◆ WRITTEN TASK ◆
From the listing below, pull out all lines with "this" in them.

□ □ □

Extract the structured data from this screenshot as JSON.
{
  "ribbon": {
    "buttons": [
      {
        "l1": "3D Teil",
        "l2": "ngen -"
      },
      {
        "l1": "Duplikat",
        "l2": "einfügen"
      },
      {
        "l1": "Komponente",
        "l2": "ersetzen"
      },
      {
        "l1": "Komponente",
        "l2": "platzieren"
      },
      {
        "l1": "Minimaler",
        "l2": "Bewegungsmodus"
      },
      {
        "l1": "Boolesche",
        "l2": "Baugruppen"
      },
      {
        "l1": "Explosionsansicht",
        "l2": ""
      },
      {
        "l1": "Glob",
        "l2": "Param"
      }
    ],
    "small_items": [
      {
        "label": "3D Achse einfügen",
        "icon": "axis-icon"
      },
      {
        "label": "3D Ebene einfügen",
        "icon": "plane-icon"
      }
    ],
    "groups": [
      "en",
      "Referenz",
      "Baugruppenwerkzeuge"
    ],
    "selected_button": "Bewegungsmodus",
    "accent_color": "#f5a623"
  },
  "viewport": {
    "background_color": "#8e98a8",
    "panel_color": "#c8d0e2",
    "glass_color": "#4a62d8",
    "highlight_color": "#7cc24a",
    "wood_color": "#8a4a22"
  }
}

□ □ □

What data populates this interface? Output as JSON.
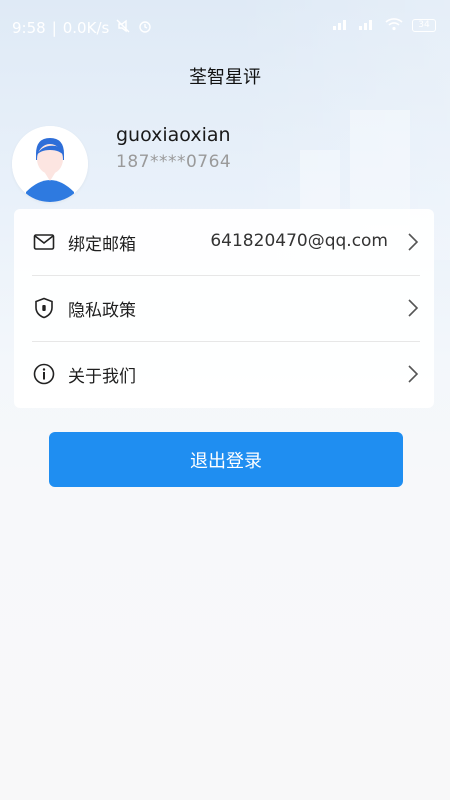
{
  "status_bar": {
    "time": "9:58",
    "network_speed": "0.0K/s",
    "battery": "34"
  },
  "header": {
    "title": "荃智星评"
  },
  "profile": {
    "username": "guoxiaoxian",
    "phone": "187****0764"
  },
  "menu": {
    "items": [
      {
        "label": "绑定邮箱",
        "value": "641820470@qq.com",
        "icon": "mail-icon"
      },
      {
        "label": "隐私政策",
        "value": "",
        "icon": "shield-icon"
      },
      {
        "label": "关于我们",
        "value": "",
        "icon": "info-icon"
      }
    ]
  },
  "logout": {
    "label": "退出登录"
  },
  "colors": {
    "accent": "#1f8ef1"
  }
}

□ □ □

◆ EXPECTED ANSWER ◆
Extract the structured data from this screenshot as JSON.
What data populates this interface? Output as JSON.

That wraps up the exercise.